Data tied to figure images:
__________

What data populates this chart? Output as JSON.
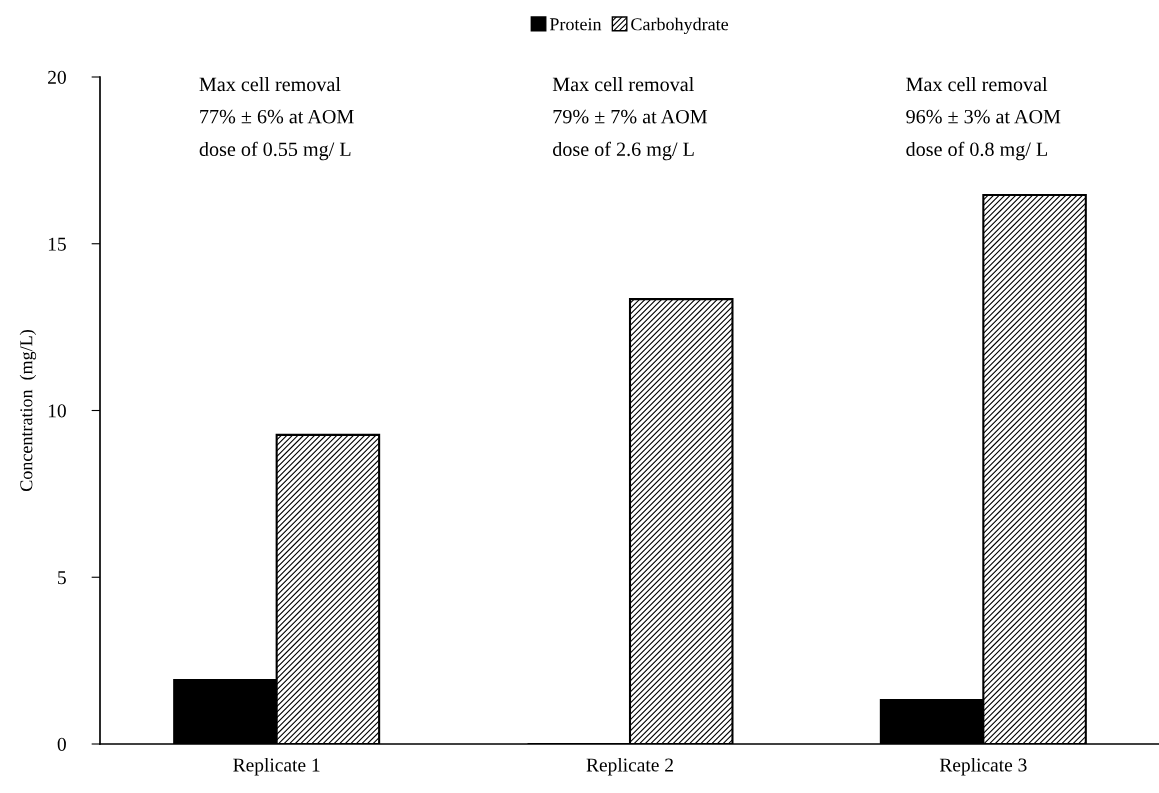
{
  "chart_data": {
    "type": "bar",
    "ylabel": "Concentration  (mg/L)",
    "categories": [
      "Replicate 1",
      "Replicate 2",
      "Replicate 3"
    ],
    "series": [
      {
        "name": "Protein",
        "color": "#000000",
        "values": [
          1.92,
          0,
          1.32
        ]
      },
      {
        "name": "Carbohydrate",
        "color": "#000000",
        "values": [
          9.27,
          13.34,
          16.46
        ]
      }
    ],
    "ylim": [
      0,
      20
    ],
    "yticks": [
      0,
      5,
      10,
      15,
      20
    ],
    "grid": false,
    "legend": "top",
    "annotations": [
      "Max cell removal\n77% ± 6% at AOM\ndose of 0.55 mg/ L",
      "Max cell removal\n79% ± 7% at AOM\ndose of 2.6 mg/ L",
      "Max cell removal\n96% ± 3% at AOM\ndose of 0.8 mg/ L"
    ]
  }
}
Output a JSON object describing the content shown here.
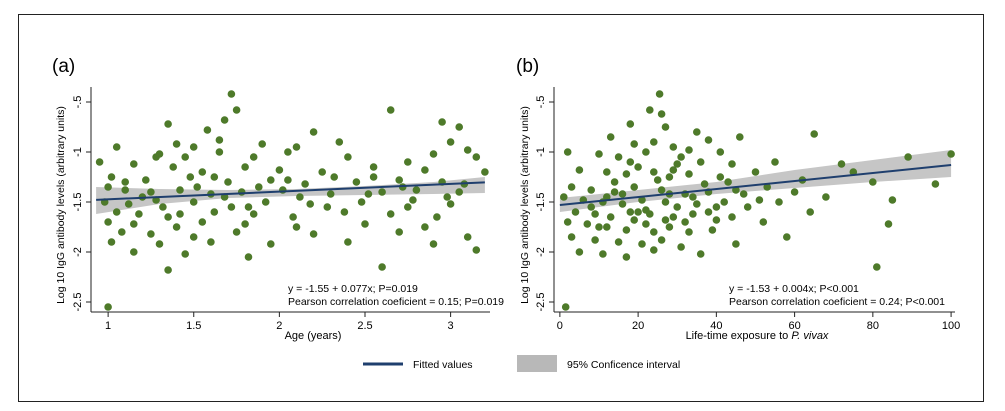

__________

Work instructions =>
Output the records above exactly, omitting the pictures.

Result for this exercise =>
What data populates this chart? Output as JSON.
{
  "chart_data": {
    "type": "bar",
    "ylabel": "Concentration  (mg/L)",
    "categories": [
      "Replicate 1",
      "Replicate 2",
      "Replicate 3"
    ],
    "series": [
      {
        "name": "Protein",
        "color": "#000000",
        "values": [
          1.92,
          0,
          1.32
        ]
      },
      {
        "name": "Carbohydrate",
        "color": "#000000",
        "values": [
          9.27,
          13.34,
          16.46
        ]
      }
    ],
    "ylim": [
      0,
      20
    ],
    "yticks": [
      0,
      5,
      10,
      15,
      20
    ],
    "grid": false,
    "legend": "top",
    "annotations": [
      "Max cell removal\n77% ± 6% at AOM\ndose of 0.55 mg/ L",
      "Max cell removal\n79% ± 7% at AOM\ndose of 2.6 mg/ L",
      "Max cell removal\n96% ± 3% at AOM\ndose of 0.8 mg/ L"
    ]
  }
}
Output a JSON object describing the content shown here.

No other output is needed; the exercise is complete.